## PROMPT
Go through the entries and transcribe each one exactly, dropping the pictures.

[Extracted records]
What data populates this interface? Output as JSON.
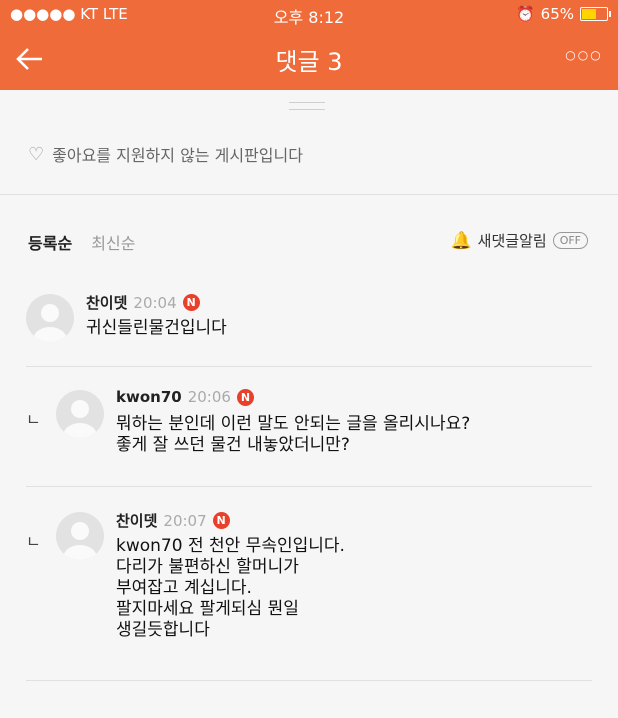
{
  "status_bar": {
    "carrier": "●●●●● KT  LTE",
    "time": "오후 8:12",
    "battery": "65%",
    "battery_level": 0.65
  },
  "header": {
    "title": "댓글 3",
    "back_icon": "back-arrow-icon",
    "more_icon": "more-dots-icon"
  },
  "notice": {
    "icon": "heart-outline-icon",
    "text": "좋아요를 지원하지 않는 게시판입니다"
  },
  "sort": {
    "options": [
      "등록순",
      "최신순"
    ],
    "selected": "등록순"
  },
  "alarm": {
    "label": "새댓글알림",
    "toggle": "OFF"
  },
  "comments": [
    {
      "author": "찬이뎃",
      "time": "20:04",
      "badge": "N",
      "is_reply": false,
      "lines": [
        "귀신들린물건입니다"
      ]
    },
    {
      "author": "kwon70",
      "time": "20:06",
      "badge": "N",
      "is_reply": true,
      "lines": [
        "뭐하는 분인데 이런 말도 안되는 글을 올리시나요?",
        "좋게 잘 쓰던 물건 내놓았더니만?"
      ]
    },
    {
      "author": "찬이뎃",
      "time": "20:07",
      "badge": "N",
      "is_reply": true,
      "lines": [
        "kwon70 전 천안 무속인입니다.",
        "다리가 불편하신 할머니가",
        "부여잡고 계십니다.",
        "팔지마세요 팔게되심 뭔일",
        "생길듯합니다"
      ]
    }
  ],
  "reply_mark": "ㄴ",
  "colors": {
    "accent": "#ef6b3a",
    "badge": "#e8402a",
    "background": "#f6f6f6"
  }
}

## FULL RESPONSE
What data populates this interface? Output as JSON.
{
  "status_bar": {
    "carrier": "●●●●● KT  LTE",
    "time": "오후 8:12",
    "battery": "65%",
    "battery_level": 0.65
  },
  "header": {
    "title": "댓글 3",
    "back_icon": "back-arrow-icon",
    "more_icon": "more-dots-icon"
  },
  "notice": {
    "icon": "heart-outline-icon",
    "text": "좋아요를 지원하지 않는 게시판입니다"
  },
  "sort": {
    "options": [
      "등록순",
      "최신순"
    ],
    "selected": "등록순"
  },
  "alarm": {
    "label": "새댓글알림",
    "toggle": "OFF"
  },
  "comments": [
    {
      "author": "찬이뎃",
      "time": "20:04",
      "badge": "N",
      "is_reply": false,
      "lines": [
        "귀신들린물건입니다"
      ]
    },
    {
      "author": "kwon70",
      "time": "20:06",
      "badge": "N",
      "is_reply": true,
      "lines": [
        "뭐하는 분인데 이런 말도 안되는 글을 올리시나요?",
        "좋게 잘 쓰던 물건 내놓았더니만?"
      ]
    },
    {
      "author": "찬이뎃",
      "time": "20:07",
      "badge": "N",
      "is_reply": true,
      "lines": [
        "kwon70 전 천안 무속인입니다.",
        "다리가 불편하신 할머니가",
        "부여잡고 계십니다.",
        "팔지마세요 팔게되심 뭔일",
        "생길듯합니다"
      ]
    }
  ],
  "reply_mark": "ㄴ",
  "colors": {
    "accent": "#ef6b3a",
    "badge": "#e8402a",
    "background": "#f6f6f6"
  }
}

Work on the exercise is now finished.